## Data listing

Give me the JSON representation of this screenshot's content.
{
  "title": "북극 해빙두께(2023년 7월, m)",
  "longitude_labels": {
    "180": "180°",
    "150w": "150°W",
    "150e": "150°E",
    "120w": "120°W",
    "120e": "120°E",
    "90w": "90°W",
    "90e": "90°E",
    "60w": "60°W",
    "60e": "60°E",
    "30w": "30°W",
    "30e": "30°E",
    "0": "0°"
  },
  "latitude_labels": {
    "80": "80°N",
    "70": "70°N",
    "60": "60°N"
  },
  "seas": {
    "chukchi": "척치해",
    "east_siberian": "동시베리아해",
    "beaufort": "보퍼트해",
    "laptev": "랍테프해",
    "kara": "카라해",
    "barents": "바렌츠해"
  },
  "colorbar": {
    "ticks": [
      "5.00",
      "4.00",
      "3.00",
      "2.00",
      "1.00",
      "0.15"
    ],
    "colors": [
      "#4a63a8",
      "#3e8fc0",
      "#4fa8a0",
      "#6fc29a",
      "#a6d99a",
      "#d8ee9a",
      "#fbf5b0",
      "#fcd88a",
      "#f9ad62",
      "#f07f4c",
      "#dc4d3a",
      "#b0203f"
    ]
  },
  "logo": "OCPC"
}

## DIRECTION
Reproduce each entry from the records above, character for character.

## EXERCISE OUTPUT
Give me the JSON representation of this screenshot's content.
{
  "title": "북극 해빙두께(2023년 7월, m)",
  "longitude_labels": {
    "180": "180°",
    "150w": "150°W",
    "150e": "150°E",
    "120w": "120°W",
    "120e": "120°E",
    "90w": "90°W",
    "90e": "90°E",
    "60w": "60°W",
    "60e": "60°E",
    "30w": "30°W",
    "30e": "30°E",
    "0": "0°"
  },
  "latitude_labels": {
    "80": "80°N",
    "70": "70°N",
    "60": "60°N"
  },
  "seas": {
    "chukchi": "척치해",
    "east_siberian": "동시베리아해",
    "beaufort": "보퍼트해",
    "laptev": "랍테프해",
    "kara": "카라해",
    "barents": "바렌츠해"
  },
  "colorbar": {
    "ticks": [
      "5.00",
      "4.00",
      "3.00",
      "2.00",
      "1.00",
      "0.15"
    ],
    "colors": [
      "#4a63a8",
      "#3e8fc0",
      "#4fa8a0",
      "#6fc29a",
      "#a6d99a",
      "#d8ee9a",
      "#fbf5b0",
      "#fcd88a",
      "#f9ad62",
      "#f07f4c",
      "#dc4d3a",
      "#b0203f"
    ]
  },
  "logo": "OCPC"
}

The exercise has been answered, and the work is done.